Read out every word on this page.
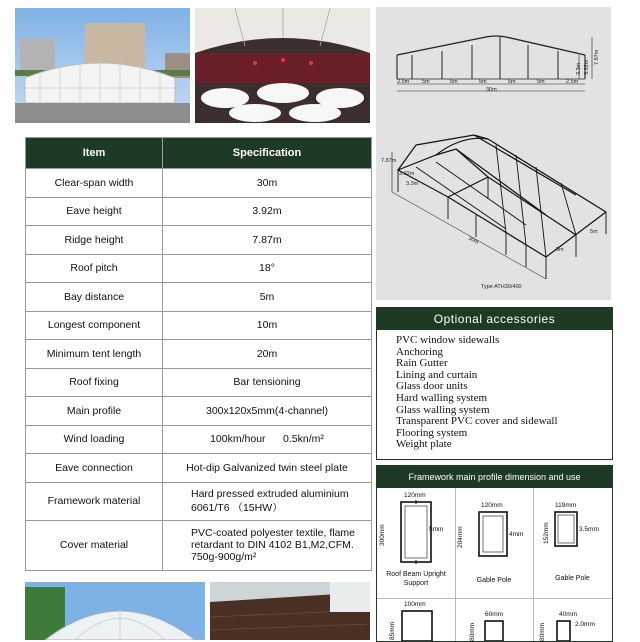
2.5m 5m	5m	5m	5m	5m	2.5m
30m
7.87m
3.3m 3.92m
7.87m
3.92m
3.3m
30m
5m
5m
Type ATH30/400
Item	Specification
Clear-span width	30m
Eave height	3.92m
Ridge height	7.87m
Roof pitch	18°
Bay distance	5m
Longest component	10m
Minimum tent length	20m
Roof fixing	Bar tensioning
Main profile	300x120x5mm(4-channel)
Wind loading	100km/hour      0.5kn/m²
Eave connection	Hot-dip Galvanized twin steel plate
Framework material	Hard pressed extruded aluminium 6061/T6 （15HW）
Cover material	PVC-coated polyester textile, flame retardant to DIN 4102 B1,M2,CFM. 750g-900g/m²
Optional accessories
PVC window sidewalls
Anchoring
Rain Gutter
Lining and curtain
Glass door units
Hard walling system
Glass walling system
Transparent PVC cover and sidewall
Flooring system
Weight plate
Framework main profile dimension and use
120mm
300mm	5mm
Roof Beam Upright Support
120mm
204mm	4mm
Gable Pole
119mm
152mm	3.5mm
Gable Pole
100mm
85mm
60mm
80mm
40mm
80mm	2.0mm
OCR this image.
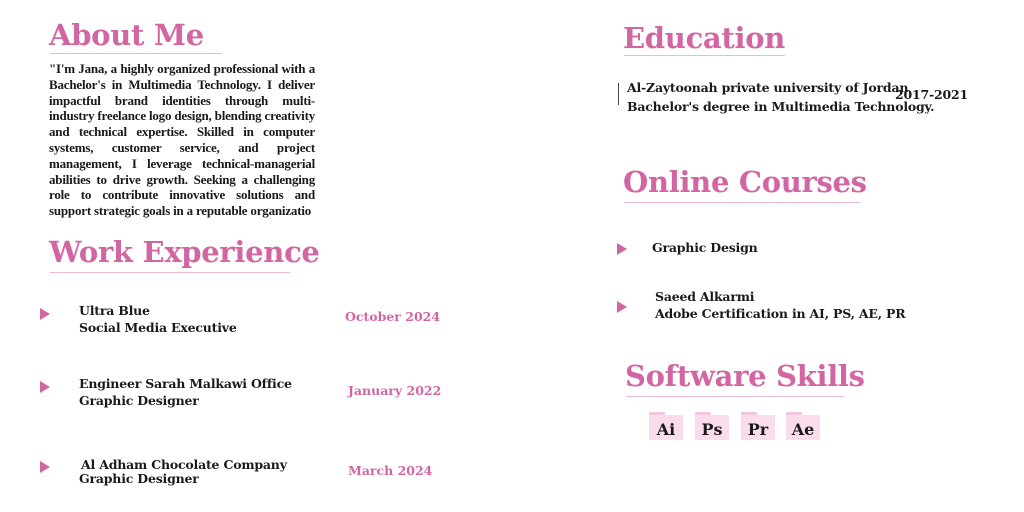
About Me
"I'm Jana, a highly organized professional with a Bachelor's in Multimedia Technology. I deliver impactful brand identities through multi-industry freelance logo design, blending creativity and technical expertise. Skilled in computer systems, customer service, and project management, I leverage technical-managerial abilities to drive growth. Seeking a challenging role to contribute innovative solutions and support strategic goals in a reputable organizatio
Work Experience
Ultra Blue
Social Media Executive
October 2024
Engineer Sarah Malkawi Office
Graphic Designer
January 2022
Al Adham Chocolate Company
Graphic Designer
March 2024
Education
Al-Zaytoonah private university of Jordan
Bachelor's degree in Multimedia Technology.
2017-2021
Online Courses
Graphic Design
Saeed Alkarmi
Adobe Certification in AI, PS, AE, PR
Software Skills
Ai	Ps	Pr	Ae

• • • • •

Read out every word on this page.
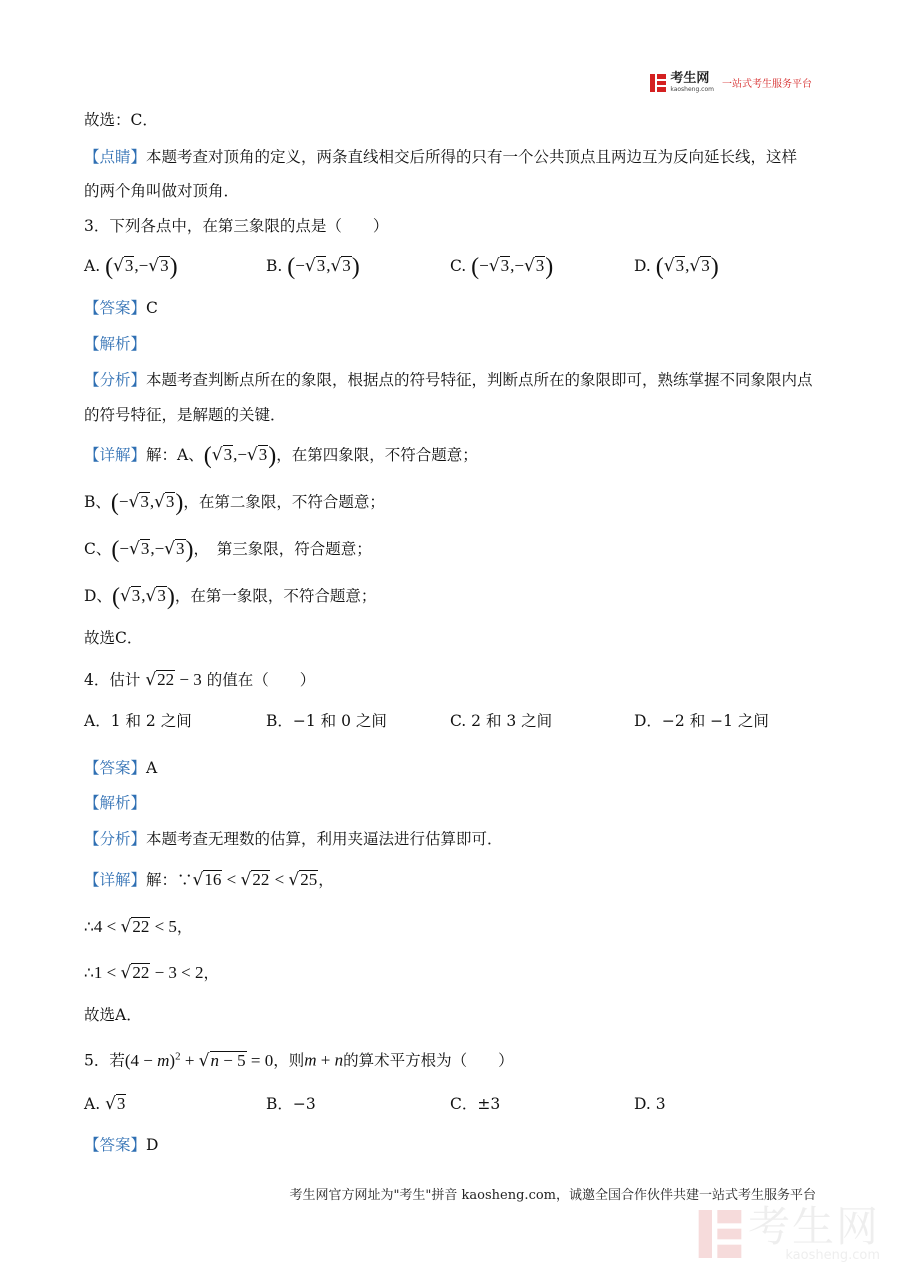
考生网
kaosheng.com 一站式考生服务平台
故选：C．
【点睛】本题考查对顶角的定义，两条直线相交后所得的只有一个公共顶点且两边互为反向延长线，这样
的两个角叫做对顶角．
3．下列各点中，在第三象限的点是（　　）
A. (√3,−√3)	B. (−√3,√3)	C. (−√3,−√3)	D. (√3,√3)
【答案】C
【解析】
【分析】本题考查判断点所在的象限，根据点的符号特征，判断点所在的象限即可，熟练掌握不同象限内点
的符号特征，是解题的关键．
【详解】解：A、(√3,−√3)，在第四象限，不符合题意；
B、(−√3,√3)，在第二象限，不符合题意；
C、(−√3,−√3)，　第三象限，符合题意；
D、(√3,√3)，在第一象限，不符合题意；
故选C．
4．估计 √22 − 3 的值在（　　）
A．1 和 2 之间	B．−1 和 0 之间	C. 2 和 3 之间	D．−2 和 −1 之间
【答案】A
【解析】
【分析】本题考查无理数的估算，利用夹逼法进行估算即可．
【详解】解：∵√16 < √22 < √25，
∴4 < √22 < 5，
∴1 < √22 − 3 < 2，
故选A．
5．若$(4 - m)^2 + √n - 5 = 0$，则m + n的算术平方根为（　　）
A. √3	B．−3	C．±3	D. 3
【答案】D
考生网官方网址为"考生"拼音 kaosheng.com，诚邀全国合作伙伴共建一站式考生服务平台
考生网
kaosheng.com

• • • • •

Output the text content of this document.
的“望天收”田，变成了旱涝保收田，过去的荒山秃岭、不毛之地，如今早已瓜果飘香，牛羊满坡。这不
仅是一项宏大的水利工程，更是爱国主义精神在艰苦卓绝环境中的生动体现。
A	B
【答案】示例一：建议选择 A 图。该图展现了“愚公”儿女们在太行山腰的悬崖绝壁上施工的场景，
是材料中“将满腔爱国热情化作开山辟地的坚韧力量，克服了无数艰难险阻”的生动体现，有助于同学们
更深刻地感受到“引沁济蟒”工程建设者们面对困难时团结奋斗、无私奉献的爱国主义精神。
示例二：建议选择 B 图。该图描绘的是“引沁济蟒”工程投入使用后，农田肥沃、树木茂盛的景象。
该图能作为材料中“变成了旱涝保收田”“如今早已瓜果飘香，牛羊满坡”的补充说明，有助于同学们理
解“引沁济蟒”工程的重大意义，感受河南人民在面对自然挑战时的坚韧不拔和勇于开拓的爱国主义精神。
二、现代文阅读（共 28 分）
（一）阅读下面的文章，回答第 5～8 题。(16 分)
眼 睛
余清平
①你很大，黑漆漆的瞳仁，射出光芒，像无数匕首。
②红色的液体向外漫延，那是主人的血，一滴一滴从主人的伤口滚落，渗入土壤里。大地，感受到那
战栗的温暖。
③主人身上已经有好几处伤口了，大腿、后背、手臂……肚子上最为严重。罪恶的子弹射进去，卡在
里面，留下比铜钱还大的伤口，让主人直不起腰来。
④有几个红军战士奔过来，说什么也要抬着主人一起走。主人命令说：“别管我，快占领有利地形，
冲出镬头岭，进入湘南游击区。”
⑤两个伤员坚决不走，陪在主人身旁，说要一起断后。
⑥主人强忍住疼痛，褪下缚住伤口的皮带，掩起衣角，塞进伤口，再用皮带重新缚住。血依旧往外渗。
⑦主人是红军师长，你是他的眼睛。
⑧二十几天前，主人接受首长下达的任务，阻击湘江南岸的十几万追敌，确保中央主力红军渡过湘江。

• • • • •

Tally up the lines of the listing containing the word "walling". Give only the total.

2